* **Stated goal**
Print every entry exactly as written.

[Data records]
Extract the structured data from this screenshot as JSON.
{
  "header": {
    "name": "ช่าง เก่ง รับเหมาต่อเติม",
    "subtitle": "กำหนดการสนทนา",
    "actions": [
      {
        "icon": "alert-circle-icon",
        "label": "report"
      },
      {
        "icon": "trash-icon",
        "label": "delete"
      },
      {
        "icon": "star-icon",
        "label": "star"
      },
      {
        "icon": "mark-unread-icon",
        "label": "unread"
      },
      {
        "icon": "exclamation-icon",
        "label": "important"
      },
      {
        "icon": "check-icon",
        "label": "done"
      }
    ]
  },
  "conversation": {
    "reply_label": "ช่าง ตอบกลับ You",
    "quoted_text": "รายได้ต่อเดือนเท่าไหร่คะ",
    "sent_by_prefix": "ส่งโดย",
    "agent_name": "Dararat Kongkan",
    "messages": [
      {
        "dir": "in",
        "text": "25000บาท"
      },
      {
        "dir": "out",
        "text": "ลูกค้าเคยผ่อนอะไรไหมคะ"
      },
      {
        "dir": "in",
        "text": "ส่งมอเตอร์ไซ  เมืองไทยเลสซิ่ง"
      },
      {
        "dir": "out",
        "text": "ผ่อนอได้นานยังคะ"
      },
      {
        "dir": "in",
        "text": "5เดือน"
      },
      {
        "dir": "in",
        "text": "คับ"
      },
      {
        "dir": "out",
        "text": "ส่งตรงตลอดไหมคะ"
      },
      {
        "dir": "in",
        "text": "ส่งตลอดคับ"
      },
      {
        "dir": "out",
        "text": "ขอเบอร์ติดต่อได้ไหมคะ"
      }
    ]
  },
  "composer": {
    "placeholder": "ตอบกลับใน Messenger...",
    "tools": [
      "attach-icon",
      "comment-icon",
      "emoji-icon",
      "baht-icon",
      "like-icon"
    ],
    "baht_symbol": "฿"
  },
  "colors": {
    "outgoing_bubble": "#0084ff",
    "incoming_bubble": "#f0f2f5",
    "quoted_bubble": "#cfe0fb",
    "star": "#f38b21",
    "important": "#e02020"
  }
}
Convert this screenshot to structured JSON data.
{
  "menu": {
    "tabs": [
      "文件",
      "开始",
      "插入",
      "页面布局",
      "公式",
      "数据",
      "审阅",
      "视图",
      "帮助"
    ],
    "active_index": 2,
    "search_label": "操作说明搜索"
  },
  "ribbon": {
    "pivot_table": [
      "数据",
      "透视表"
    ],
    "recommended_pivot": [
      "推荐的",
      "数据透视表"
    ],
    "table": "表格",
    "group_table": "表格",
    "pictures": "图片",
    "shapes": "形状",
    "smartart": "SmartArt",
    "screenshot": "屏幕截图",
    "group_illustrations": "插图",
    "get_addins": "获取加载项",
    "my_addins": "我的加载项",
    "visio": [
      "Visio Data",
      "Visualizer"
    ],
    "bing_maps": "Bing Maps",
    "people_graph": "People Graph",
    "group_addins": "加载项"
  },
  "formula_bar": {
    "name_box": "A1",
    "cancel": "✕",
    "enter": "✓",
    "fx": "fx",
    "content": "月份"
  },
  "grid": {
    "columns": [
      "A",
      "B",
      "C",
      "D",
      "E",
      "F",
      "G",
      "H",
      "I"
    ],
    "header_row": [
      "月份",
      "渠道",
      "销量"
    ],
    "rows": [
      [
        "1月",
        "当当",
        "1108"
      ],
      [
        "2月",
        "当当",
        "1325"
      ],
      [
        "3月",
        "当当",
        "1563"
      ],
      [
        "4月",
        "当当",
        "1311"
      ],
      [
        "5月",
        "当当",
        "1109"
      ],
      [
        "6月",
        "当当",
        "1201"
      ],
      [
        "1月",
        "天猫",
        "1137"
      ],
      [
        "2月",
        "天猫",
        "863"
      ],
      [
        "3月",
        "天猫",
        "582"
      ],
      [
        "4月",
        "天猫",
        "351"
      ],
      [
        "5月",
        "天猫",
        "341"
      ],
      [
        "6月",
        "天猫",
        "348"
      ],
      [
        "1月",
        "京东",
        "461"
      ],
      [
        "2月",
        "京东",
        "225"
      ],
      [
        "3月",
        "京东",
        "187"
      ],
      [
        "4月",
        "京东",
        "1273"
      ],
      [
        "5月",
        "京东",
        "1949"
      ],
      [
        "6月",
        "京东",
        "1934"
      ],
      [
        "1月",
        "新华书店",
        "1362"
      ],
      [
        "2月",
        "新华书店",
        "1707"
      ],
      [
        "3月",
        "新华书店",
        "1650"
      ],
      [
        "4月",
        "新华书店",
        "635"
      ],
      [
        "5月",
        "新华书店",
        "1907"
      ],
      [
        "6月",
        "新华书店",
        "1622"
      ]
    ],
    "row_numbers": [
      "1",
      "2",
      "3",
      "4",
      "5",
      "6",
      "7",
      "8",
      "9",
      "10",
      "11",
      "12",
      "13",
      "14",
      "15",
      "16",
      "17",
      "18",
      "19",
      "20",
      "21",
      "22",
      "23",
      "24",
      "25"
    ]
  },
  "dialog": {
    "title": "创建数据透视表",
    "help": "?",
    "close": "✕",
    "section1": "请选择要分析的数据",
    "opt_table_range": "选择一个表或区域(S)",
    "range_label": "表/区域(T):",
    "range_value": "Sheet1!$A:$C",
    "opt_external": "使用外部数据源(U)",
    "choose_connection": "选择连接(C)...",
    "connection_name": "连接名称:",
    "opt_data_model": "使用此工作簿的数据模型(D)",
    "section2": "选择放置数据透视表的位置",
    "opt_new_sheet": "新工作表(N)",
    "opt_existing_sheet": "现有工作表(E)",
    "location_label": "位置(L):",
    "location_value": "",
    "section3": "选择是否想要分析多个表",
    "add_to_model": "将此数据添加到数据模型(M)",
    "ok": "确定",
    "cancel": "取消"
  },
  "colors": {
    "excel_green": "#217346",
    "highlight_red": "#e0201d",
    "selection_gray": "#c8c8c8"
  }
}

* **Solution**
Extract the structured data from this screenshot as JSON.
{
  "header": {
    "name": "ช่าง เก่ง รับเหมาต่อเติม",
    "subtitle": "กำหนดการสนทนา",
    "actions": [
      {
        "icon": "alert-circle-icon",
        "label": "report"
      },
      {
        "icon": "trash-icon",
        "label": "delete"
      },
      {
        "icon": "star-icon",
        "label": "star"
      },
      {
        "icon": "mark-unread-icon",
        "label": "unread"
      },
      {
        "icon": "exclamation-icon",
        "label": "important"
      },
      {
        "icon": "check-icon",
        "label": "done"
      }
    ]
  },
  "conversation": {
    "reply_label": "ช่าง ตอบกลับ You",
    "quoted_text": "รายได้ต่อเดือนเท่าไหร่คะ",
    "sent_by_prefix": "ส่งโดย",
    "agent_name": "Dararat Kongkan",
    "messages": [
      {
        "dir": "in",
        "text": "25000บาท"
      },
      {
        "dir": "out",
        "text": "ลูกค้าเคยผ่อนอะไรไหมคะ"
      },
      {
        "dir": "in",
        "text": "ส่งมอเตอร์ไซ  เมืองไทยเลสซิ่ง"
      },
      {
        "dir": "out",
        "text": "ผ่อนอได้นานยังคะ"
      },
      {
        "dir": "in",
        "text": "5เดือน"
      },
      {
        "dir": "in",
        "text": "คับ"
      },
      {
        "dir": "out",
        "text": "ส่งตรงตลอดไหมคะ"
      },
      {
        "dir": "in",
        "text": "ส่งตลอดคับ"
      },
      {
        "dir": "out",
        "text": "ขอเบอร์ติดต่อได้ไหมคะ"
      }
    ]
  },
  "composer": {
    "placeholder": "ตอบกลับใน Messenger...",
    "tools": [
      "attach-icon",
      "comment-icon",
      "emoji-icon",
      "baht-icon",
      "like-icon"
    ],
    "baht_symbol": "฿"
  },
  "colors": {
    "outgoing_bubble": "#0084ff",
    "incoming_bubble": "#f0f2f5",
    "quoted_bubble": "#cfe0fb",
    "star": "#f38b21",
    "important": "#e02020"
  }
}
Convert this screenshot to structured JSON data.
{
  "menu": {
    "tabs": [
      "文件",
      "开始",
      "插入",
      "页面布局",
      "公式",
      "数据",
      "审阅",
      "视图",
      "帮助"
    ],
    "active_index": 2,
    "search_label": "操作说明搜索"
  },
  "ribbon": {
    "pivot_table": [
      "数据",
      "透视表"
    ],
    "recommended_pivot": [
      "推荐的",
      "数据透视表"
    ],
    "table": "表格",
    "group_table": "表格",
    "pictures": "图片",
    "shapes": "形状",
    "smartart": "SmartArt",
    "screenshot": "屏幕截图",
    "group_illustrations": "插图",
    "get_addins": "获取加载项",
    "my_addins": "我的加载项",
    "visio": [
      "Visio Data",
      "Visualizer"
    ],
    "bing_maps": "Bing Maps",
    "people_graph": "People Graph",
    "group_addins": "加载项"
  },
  "formula_bar": {
    "name_box": "A1",
    "cancel": "✕",
    "enter": "✓",
    "fx": "fx",
    "content": "月份"
  },
  "grid": {
    "columns": [
      "A",
      "B",
      "C",
      "D",
      "E",
      "F",
      "G",
      "H",
      "I"
    ],
    "header_row": [
      "月份",
      "渠道",
      "销量"
    ],
    "rows": [
      [
        "1月",
        "当当",
        "1108"
      ],
      [
        "2月",
        "当当",
        "1325"
      ],
      [
        "3月",
        "当当",
        "1563"
      ],
      [
        "4月",
        "当当",
        "1311"
      ],
      [
        "5月",
        "当当",
        "1109"
      ],
      [
        "6月",
        "当当",
        "1201"
      ],
      [
        "1月",
        "天猫",
        "1137"
      ],
      [
        "2月",
        "天猫",
        "863"
      ],
      [
        "3月",
        "天猫",
        "582"
      ],
      [
        "4月",
        "天猫",
        "351"
      ],
      [
        "5月",
        "天猫",
        "341"
      ],
      [
        "6月",
        "天猫",
        "348"
      ],
      [
        "1月",
        "京东",
        "461"
      ],
      [
        "2月",
        "京东",
        "225"
      ],
      [
        "3月",
        "京东",
        "187"
      ],
      [
        "4月",
        "京东",
        "1273"
      ],
      [
        "5月",
        "京东",
        "1949"
      ],
      [
        "6月",
        "京东",
        "1934"
      ],
      [
        "1月",
        "新华书店",
        "1362"
      ],
      [
        "2月",
        "新华书店",
        "1707"
      ],
      [
        "3月",
        "新华书店",
        "1650"
      ],
      [
        "4月",
        "新华书店",
        "635"
      ],
      [
        "5月",
        "新华书店",
        "1907"
      ],
      [
        "6月",
        "新华书店",
        "1622"
      ]
    ],
    "row_numbers": [
      "1",
      "2",
      "3",
      "4",
      "5",
      "6",
      "7",
      "8",
      "9",
      "10",
      "11",
      "12",
      "13",
      "14",
      "15",
      "16",
      "17",
      "18",
      "19",
      "20",
      "21",
      "22",
      "23",
      "24",
      "25"
    ]
  },
  "dialog": {
    "title": "创建数据透视表",
    "help": "?",
    "close": "✕",
    "section1": "请选择要分析的数据",
    "opt_table_range": "选择一个表或区域(S)",
    "range_label": "表/区域(T):",
    "range_value": "Sheet1!$A:$C",
    "opt_external": "使用外部数据源(U)",
    "choose_connection": "选择连接(C)...",
    "connection_name": "连接名称:",
    "opt_data_model": "使用此工作簿的数据模型(D)",
    "section2": "选择放置数据透视表的位置",
    "opt_new_sheet": "新工作表(N)",
    "opt_existing_sheet": "现有工作表(E)",
    "location_label": "位置(L):",
    "location_value": "",
    "section3": "选择是否想要分析多个表",
    "add_to_model": "将此数据添加到数据模型(M)",
    "ok": "确定",
    "cancel": "取消"
  },
  "colors": {
    "excel_green": "#217346",
    "highlight_red": "#e0201d",
    "selection_gray": "#c8c8c8"
  }
}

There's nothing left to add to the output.